EXERCISE TASK → Send each entry back exactly as given, pictures excluded.

GIVEN RECORDS →
----

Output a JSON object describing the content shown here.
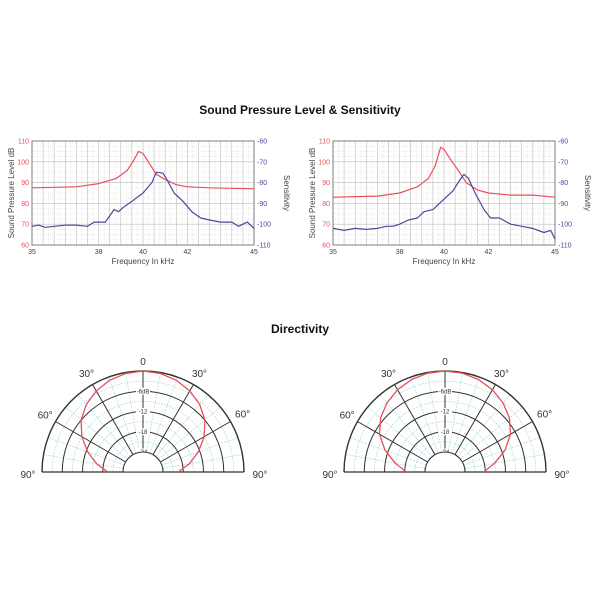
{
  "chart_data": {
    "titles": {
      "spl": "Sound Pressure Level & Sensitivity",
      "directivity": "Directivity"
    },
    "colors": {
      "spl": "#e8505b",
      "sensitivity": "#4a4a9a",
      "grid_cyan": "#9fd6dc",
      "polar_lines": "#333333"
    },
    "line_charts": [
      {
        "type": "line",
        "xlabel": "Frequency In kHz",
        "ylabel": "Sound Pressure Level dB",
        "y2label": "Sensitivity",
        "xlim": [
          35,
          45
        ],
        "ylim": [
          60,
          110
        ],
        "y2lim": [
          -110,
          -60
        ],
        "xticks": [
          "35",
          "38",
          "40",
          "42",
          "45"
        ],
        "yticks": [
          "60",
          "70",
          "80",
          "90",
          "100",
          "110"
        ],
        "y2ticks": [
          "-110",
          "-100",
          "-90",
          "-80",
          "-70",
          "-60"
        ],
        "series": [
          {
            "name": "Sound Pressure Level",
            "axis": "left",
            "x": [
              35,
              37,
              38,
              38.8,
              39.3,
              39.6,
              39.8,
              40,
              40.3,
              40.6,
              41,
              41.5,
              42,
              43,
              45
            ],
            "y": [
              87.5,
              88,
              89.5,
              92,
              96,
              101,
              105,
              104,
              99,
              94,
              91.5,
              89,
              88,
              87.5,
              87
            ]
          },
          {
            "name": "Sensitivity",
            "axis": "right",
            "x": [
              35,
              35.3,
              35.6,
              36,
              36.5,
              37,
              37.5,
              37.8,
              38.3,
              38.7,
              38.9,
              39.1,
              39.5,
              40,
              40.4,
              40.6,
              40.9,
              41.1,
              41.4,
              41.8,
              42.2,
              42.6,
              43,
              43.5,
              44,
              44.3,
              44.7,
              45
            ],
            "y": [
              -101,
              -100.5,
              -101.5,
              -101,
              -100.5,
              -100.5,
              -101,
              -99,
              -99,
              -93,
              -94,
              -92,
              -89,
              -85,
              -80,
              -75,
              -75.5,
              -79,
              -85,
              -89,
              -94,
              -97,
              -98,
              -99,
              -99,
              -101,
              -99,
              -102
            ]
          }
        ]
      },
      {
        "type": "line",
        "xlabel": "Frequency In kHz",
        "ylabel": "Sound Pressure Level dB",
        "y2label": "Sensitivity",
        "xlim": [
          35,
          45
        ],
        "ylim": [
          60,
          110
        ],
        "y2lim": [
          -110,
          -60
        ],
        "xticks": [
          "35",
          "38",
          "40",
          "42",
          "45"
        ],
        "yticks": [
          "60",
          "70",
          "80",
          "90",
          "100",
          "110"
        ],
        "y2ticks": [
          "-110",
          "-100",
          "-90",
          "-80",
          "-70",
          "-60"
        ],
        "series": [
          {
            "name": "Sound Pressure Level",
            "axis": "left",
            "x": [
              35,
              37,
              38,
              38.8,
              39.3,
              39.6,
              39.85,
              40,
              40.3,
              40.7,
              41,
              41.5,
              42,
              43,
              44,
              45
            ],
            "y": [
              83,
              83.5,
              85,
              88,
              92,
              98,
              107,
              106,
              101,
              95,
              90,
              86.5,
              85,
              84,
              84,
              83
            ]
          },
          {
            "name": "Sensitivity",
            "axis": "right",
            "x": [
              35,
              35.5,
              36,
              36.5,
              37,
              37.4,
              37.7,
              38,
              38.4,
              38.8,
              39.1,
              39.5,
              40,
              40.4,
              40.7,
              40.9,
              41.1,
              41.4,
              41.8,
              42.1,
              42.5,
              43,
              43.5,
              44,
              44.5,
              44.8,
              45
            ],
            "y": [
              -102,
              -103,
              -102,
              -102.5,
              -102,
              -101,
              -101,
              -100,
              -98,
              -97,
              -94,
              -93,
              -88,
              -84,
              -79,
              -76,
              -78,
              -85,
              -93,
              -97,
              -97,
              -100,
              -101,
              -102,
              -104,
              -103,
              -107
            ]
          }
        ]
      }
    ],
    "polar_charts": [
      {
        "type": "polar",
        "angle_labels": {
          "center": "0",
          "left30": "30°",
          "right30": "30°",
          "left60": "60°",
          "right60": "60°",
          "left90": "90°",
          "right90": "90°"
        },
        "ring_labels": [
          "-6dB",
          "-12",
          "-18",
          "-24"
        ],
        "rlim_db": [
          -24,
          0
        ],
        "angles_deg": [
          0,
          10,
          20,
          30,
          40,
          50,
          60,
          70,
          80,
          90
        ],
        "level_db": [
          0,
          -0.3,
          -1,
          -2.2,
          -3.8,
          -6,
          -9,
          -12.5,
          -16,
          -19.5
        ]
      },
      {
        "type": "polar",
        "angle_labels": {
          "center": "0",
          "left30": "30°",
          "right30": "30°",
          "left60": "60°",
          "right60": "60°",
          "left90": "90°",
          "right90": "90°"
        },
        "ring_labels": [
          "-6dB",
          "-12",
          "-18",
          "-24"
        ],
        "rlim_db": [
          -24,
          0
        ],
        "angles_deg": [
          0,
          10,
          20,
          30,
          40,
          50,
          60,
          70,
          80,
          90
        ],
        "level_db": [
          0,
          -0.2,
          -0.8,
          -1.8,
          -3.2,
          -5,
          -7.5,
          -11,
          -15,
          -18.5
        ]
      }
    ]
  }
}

----

WRITTEN ANSWER →
Output a JSON object describing the content shown here.
{
  "chart_data": {
    "titles": {
      "spl": "Sound Pressure Level & Sensitivity",
      "directivity": "Directivity"
    },
    "colors": {
      "spl": "#e8505b",
      "sensitivity": "#4a4a9a",
      "grid_cyan": "#9fd6dc",
      "polar_lines": "#333333"
    },
    "line_charts": [
      {
        "type": "line",
        "xlabel": "Frequency In kHz",
        "ylabel": "Sound Pressure Level dB",
        "y2label": "Sensitivity",
        "xlim": [
          35,
          45
        ],
        "ylim": [
          60,
          110
        ],
        "y2lim": [
          -110,
          -60
        ],
        "xticks": [
          "35",
          "38",
          "40",
          "42",
          "45"
        ],
        "yticks": [
          "60",
          "70",
          "80",
          "90",
          "100",
          "110"
        ],
        "y2ticks": [
          "-110",
          "-100",
          "-90",
          "-80",
          "-70",
          "-60"
        ],
        "series": [
          {
            "name": "Sound Pressure Level",
            "axis": "left",
            "x": [
              35,
              37,
              38,
              38.8,
              39.3,
              39.6,
              39.8,
              40,
              40.3,
              40.6,
              41,
              41.5,
              42,
              43,
              45
            ],
            "y": [
              87.5,
              88,
              89.5,
              92,
              96,
              101,
              105,
              104,
              99,
              94,
              91.5,
              89,
              88,
              87.5,
              87
            ]
          },
          {
            "name": "Sensitivity",
            "axis": "right",
            "x": [
              35,
              35.3,
              35.6,
              36,
              36.5,
              37,
              37.5,
              37.8,
              38.3,
              38.7,
              38.9,
              39.1,
              39.5,
              40,
              40.4,
              40.6,
              40.9,
              41.1,
              41.4,
              41.8,
              42.2,
              42.6,
              43,
              43.5,
              44,
              44.3,
              44.7,
              45
            ],
            "y": [
              -101,
              -100.5,
              -101.5,
              -101,
              -100.5,
              -100.5,
              -101,
              -99,
              -99,
              -93,
              -94,
              -92,
              -89,
              -85,
              -80,
              -75,
              -75.5,
              -79,
              -85,
              -89,
              -94,
              -97,
              -98,
              -99,
              -99,
              -101,
              -99,
              -102
            ]
          }
        ]
      },
      {
        "type": "line",
        "xlabel": "Frequency In kHz",
        "ylabel": "Sound Pressure Level dB",
        "y2label": "Sensitivity",
        "xlim": [
          35,
          45
        ],
        "ylim": [
          60,
          110
        ],
        "y2lim": [
          -110,
          -60
        ],
        "xticks": [
          "35",
          "38",
          "40",
          "42",
          "45"
        ],
        "yticks": [
          "60",
          "70",
          "80",
          "90",
          "100",
          "110"
        ],
        "y2ticks": [
          "-110",
          "-100",
          "-90",
          "-80",
          "-70",
          "-60"
        ],
        "series": [
          {
            "name": "Sound Pressure Level",
            "axis": "left",
            "x": [
              35,
              37,
              38,
              38.8,
              39.3,
              39.6,
              39.85,
              40,
              40.3,
              40.7,
              41,
              41.5,
              42,
              43,
              44,
              45
            ],
            "y": [
              83,
              83.5,
              85,
              88,
              92,
              98,
              107,
              106,
              101,
              95,
              90,
              86.5,
              85,
              84,
              84,
              83
            ]
          },
          {
            "name": "Sensitivity",
            "axis": "right",
            "x": [
              35,
              35.5,
              36,
              36.5,
              37,
              37.4,
              37.7,
              38,
              38.4,
              38.8,
              39.1,
              39.5,
              40,
              40.4,
              40.7,
              40.9,
              41.1,
              41.4,
              41.8,
              42.1,
              42.5,
              43,
              43.5,
              44,
              44.5,
              44.8,
              45
            ],
            "y": [
              -102,
              -103,
              -102,
              -102.5,
              -102,
              -101,
              -101,
              -100,
              -98,
              -97,
              -94,
              -93,
              -88,
              -84,
              -79,
              -76,
              -78,
              -85,
              -93,
              -97,
              -97,
              -100,
              -101,
              -102,
              -104,
              -103,
              -107
            ]
          }
        ]
      }
    ],
    "polar_charts": [
      {
        "type": "polar",
        "angle_labels": {
          "center": "0",
          "left30": "30°",
          "right30": "30°",
          "left60": "60°",
          "right60": "60°",
          "left90": "90°",
          "right90": "90°"
        },
        "ring_labels": [
          "-6dB",
          "-12",
          "-18",
          "-24"
        ],
        "rlim_db": [
          -24,
          0
        ],
        "angles_deg": [
          0,
          10,
          20,
          30,
          40,
          50,
          60,
          70,
          80,
          90
        ],
        "level_db": [
          0,
          -0.3,
          -1,
          -2.2,
          -3.8,
          -6,
          -9,
          -12.5,
          -16,
          -19.5
        ]
      },
      {
        "type": "polar",
        "angle_labels": {
          "center": "0",
          "left30": "30°",
          "right30": "30°",
          "left60": "60°",
          "right60": "60°",
          "left90": "90°",
          "right90": "90°"
        },
        "ring_labels": [
          "-6dB",
          "-12",
          "-18",
          "-24"
        ],
        "rlim_db": [
          -24,
          0
        ],
        "angles_deg": [
          0,
          10,
          20,
          30,
          40,
          50,
          60,
          70,
          80,
          90
        ],
        "level_db": [
          0,
          -0.2,
          -0.8,
          -1.8,
          -3.2,
          -5,
          -7.5,
          -11,
          -15,
          -18.5
        ]
      }
    ]
  }
}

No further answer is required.